* [Goal of the exercise]
Can all of these lines be returned exactly?

* [Supplied records]
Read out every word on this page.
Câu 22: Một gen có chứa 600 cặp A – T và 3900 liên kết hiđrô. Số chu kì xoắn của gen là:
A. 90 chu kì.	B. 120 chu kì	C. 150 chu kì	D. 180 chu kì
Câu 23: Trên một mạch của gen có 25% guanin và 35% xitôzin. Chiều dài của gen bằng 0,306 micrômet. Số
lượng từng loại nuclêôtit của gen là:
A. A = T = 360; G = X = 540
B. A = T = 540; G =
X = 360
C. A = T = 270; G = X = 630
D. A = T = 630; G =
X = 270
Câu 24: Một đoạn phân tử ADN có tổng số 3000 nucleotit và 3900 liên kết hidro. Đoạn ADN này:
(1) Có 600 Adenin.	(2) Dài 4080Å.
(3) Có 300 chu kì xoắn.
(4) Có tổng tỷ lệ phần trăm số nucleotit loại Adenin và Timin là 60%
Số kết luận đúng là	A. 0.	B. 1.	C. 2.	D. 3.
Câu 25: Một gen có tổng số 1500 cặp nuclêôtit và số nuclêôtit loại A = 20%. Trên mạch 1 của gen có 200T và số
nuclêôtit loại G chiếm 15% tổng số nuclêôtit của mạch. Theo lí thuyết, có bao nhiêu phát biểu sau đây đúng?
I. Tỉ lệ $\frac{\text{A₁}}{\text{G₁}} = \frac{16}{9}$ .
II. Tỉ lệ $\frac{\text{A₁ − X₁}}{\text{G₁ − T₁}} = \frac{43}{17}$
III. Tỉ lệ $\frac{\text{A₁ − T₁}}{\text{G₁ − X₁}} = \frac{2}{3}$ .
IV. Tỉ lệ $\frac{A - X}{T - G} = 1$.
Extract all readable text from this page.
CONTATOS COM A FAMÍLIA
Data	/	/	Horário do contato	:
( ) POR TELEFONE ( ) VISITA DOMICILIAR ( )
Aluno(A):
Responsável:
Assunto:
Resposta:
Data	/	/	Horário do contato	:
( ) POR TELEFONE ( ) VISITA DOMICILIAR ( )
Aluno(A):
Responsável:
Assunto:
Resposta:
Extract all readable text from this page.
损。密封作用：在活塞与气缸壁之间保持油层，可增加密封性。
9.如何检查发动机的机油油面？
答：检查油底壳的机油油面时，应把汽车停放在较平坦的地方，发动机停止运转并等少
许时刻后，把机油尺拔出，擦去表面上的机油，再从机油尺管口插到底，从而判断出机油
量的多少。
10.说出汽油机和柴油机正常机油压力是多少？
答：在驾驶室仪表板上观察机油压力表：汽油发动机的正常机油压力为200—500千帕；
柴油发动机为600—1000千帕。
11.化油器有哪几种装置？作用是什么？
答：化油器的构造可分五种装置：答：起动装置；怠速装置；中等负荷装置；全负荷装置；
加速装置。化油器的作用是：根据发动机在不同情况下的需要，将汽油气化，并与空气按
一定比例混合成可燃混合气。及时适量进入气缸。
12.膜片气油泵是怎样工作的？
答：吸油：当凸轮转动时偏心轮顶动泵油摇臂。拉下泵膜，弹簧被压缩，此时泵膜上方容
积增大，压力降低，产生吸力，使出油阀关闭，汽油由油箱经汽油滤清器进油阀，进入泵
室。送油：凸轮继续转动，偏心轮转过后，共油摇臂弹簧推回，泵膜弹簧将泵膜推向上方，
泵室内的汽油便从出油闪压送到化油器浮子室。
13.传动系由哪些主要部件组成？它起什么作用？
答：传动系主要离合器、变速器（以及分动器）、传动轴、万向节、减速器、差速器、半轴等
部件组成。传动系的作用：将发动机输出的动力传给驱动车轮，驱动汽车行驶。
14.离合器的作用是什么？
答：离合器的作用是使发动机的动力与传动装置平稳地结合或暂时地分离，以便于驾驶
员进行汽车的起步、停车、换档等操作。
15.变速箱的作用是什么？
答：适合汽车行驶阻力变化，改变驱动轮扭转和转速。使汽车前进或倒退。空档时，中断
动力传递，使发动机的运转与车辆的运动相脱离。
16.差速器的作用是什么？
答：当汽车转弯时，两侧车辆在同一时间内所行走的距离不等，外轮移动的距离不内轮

* [Task output]
Read out every word on this page.
Câu 22: Một gen có chứa 600 cặp A – T và 3900 liên kết hiđrô. Số chu kì xoắn của gen là:
A. 90 chu kì.	B. 120 chu kì	C. 150 chu kì	D. 180 chu kì
Câu 23: Trên một mạch của gen có 25% guanin và 35% xitôzin. Chiều dài của gen bằng 0,306 micrômet. Số
lượng từng loại nuclêôtit của gen là:
A. A = T = 360; G = X = 540
B. A = T = 540; G =
X = 360
C. A = T = 270; G = X = 630
D. A = T = 630; G =
X = 270
Câu 24: Một đoạn phân tử ADN có tổng số 3000 nucleotit và 3900 liên kết hidro. Đoạn ADN này:
(1) Có 600 Adenin.	(2) Dài 4080Å.
(3) Có 300 chu kì xoắn.
(4) Có tổng tỷ lệ phần trăm số nucleotit loại Adenin và Timin là 60%
Số kết luận đúng là	A. 0.	B. 1.	C. 2.	D. 3.
Câu 25: Một gen có tổng số 1500 cặp nuclêôtit và số nuclêôtit loại A = 20%. Trên mạch 1 của gen có 200T và số
nuclêôtit loại G chiếm 15% tổng số nuclêôtit của mạch. Theo lí thuyết, có bao nhiêu phát biểu sau đây đúng?
I. Tỉ lệ $\frac{\text{A₁}}{\text{G₁}} = \frac{16}{9}$ .
II. Tỉ lệ $\frac{\text{A₁ − X₁}}{\text{G₁ − T₁}} = \frac{43}{17}$
III. Tỉ lệ $\frac{\text{A₁ − T₁}}{\text{G₁ − X₁}} = \frac{2}{3}$ .
IV. Tỉ lệ $\frac{A - X}{T - G} = 1$.
Extract all readable text from this page.
CONTATOS COM A FAMÍLIA
Data	/	/	Horário do contato	:
( ) POR TELEFONE ( ) VISITA DOMICILIAR ( )
Aluno(A):
Responsável:
Assunto:
Resposta:
Data	/	/	Horário do contato	:
( ) POR TELEFONE ( ) VISITA DOMICILIAR ( )
Aluno(A):
Responsável:
Assunto:
Resposta:
Extract all readable text from this page.
损。密封作用：在活塞与气缸壁之间保持油层，可增加密封性。
9.如何检查发动机的机油油面？
答：检查油底壳的机油油面时，应把汽车停放在较平坦的地方，发动机停止运转并等少
许时刻后，把机油尺拔出，擦去表面上的机油，再从机油尺管口插到底，从而判断出机油
量的多少。
10.说出汽油机和柴油机正常机油压力是多少？
答：在驾驶室仪表板上观察机油压力表：汽油发动机的正常机油压力为200—500千帕；
柴油发动机为600—1000千帕。
11.化油器有哪几种装置？作用是什么？
答：化油器的构造可分五种装置：答：起动装置；怠速装置；中等负荷装置；全负荷装置；
加速装置。化油器的作用是：根据发动机在不同情况下的需要，将汽油气化，并与空气按
一定比例混合成可燃混合气。及时适量进入气缸。
12.膜片气油泵是怎样工作的？
答：吸油：当凸轮转动时偏心轮顶动泵油摇臂。拉下泵膜，弹簧被压缩，此时泵膜上方容
积增大，压力降低，产生吸力，使出油阀关闭，汽油由油箱经汽油滤清器进油阀，进入泵
室。送油：凸轮继续转动，偏心轮转过后，共油摇臂弹簧推回，泵膜弹簧将泵膜推向上方，
泵室内的汽油便从出油闪压送到化油器浮子室。
13.传动系由哪些主要部件组成？它起什么作用？
答：传动系主要离合器、变速器（以及分动器）、传动轴、万向节、减速器、差速器、半轴等
部件组成。传动系的作用：将发动机输出的动力传给驱动车轮，驱动汽车行驶。
14.离合器的作用是什么？
答：离合器的作用是使发动机的动力与传动装置平稳地结合或暂时地分离，以便于驾驶
员进行汽车的起步、停车、换档等操作。
15.变速箱的作用是什么？
答：适合汽车行驶阻力变化，改变驱动轮扭转和转速。使汽车前进或倒退。空档时，中断
动力传递，使发动机的运转与车辆的运动相脱离。
16.差速器的作用是什么？
答：当汽车转弯时，两侧车辆在同一时间内所行走的距离不等，外轮移动的距离不内轮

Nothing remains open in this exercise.